• Brief:
Your task is to tally the lines of the listing containing the word "notre" and report the figure alone.

[Records excerpted from a collection]
■ ■ ■ ■ ■

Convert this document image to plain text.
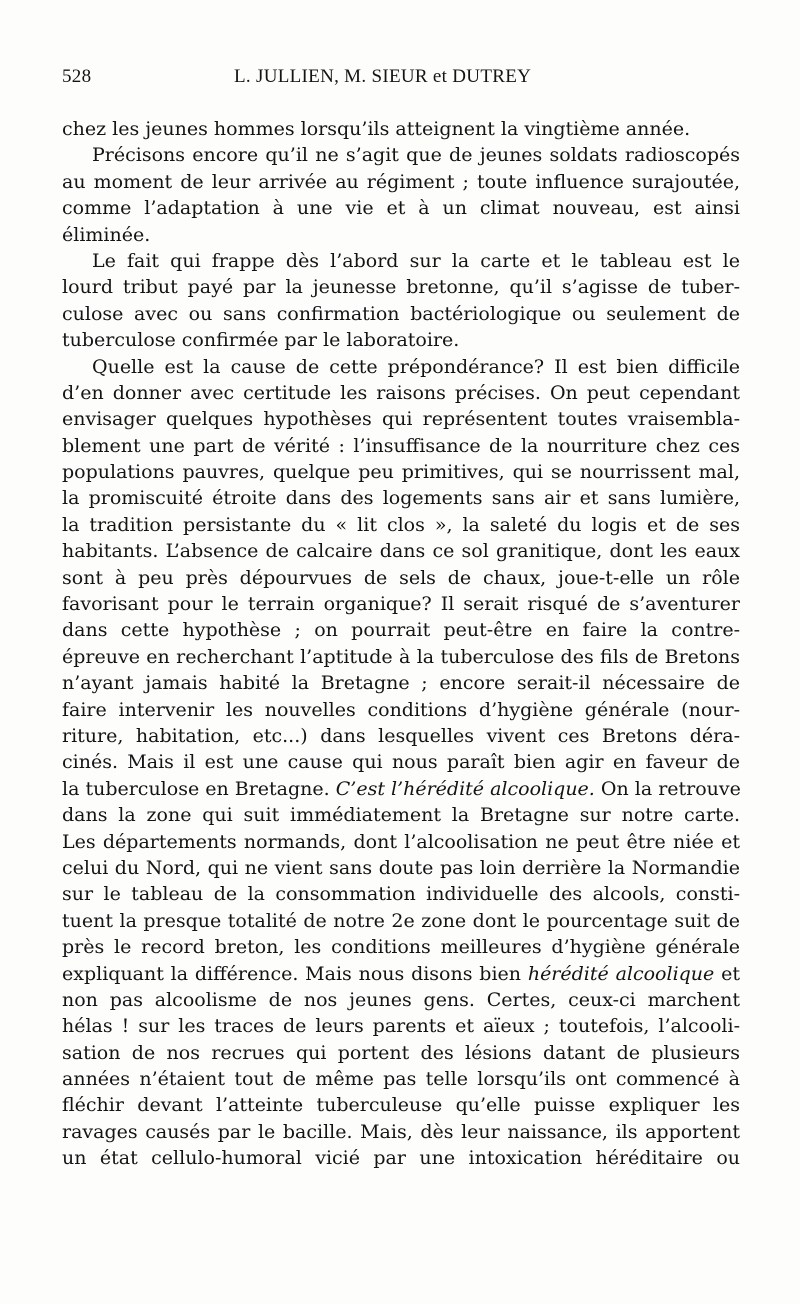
528	L. JULLIEN, M. SIEUR et DUTREY
chez les jeunes hommes lorsqu’ils atteignent la vingtième année.
Précisons encore qu’il ne s’agit que de jeunes soldats radioscopés
au moment de leur arrivée au régiment ; toute influence surajoutée,
comme l’adaptation à une vie et à un climat nouveau, est ainsi
éliminée.
Le fait qui frappe dès l’abord sur la carte et le tableau est le
lourd tribut payé par la jeunesse bretonne, qu’il s’agisse de tuber-
culose avec ou sans confirmation bactériologique ou seulement de
tuberculose confirmée par le laboratoire.
Quelle est la cause de cette prépondérance? Il est bien difficile
d’en donner avec certitude les raisons précises. On peut cependant
envisager quelques hypothèses qui représentent toutes vraisembla-
blement une part de vérité : l’insuffisance de la nourriture chez ces
populations pauvres, quelque peu primitives, qui se nourrissent mal,
la promiscuité étroite dans des logements sans air et sans lumière,
la tradition persistante du « lit clos », la saleté du logis et de ses
habitants. L’absence de calcaire dans ce sol granitique, dont les eaux
sont à peu près dépourvues de sels de chaux, joue-t-elle un rôle
favorisant pour le terrain organique? Il serait risqué de s’aventurer
dans cette hypothèse ; on pourrait peut-être en faire la contre-
épreuve en recherchant l’aptitude à la tuberculose des fils de Bretons
n’ayant jamais habité la Bretagne ; encore serait-il nécessaire de
faire intervenir les nouvelles conditions d’hygiène générale (nour-
riture, habitation, etc...) dans lesquelles vivent ces Bretons déra-
cinés. Mais il est une cause qui nous paraît bien agir en faveur de
la tuberculose en Bretagne. C’est l’hérédité alcoolique. On la retrouve
dans la zone qui suit immédiatement la Bretagne sur notre carte.
Les départements normands, dont l’alcoolisation ne peut être niée et
celui du Nord, qui ne vient sans doute pas loin derrière la Normandie
sur le tableau de la consommation individuelle des alcools, consti-
tuent la presque totalité de notre 2e zone dont le pourcentage suit de
près le record breton, les conditions meilleures d’hygiène générale
expliquant la différence. Mais nous disons bien hérédité alcoolique et
non pas alcoolisme de nos jeunes gens. Certes, ceux-ci marchent
hélas ! sur les traces de leurs parents et aïeux ; toutefois, l’alcooli-
sation de nos recrues qui portent des lésions datant de plusieurs
années n’étaient tout de même pas telle lorsqu’ils ont commencé à
fléchir devant l’atteinte tuberculeuse qu’elle puisse expliquer les
ravages causés par le bacille. Mais, dès leur naissance, ils apportent
un état cellulo-humoral vicié par une intoxication héréditaire ou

■ ■ ■ ■ ■

• Completed exercise:
2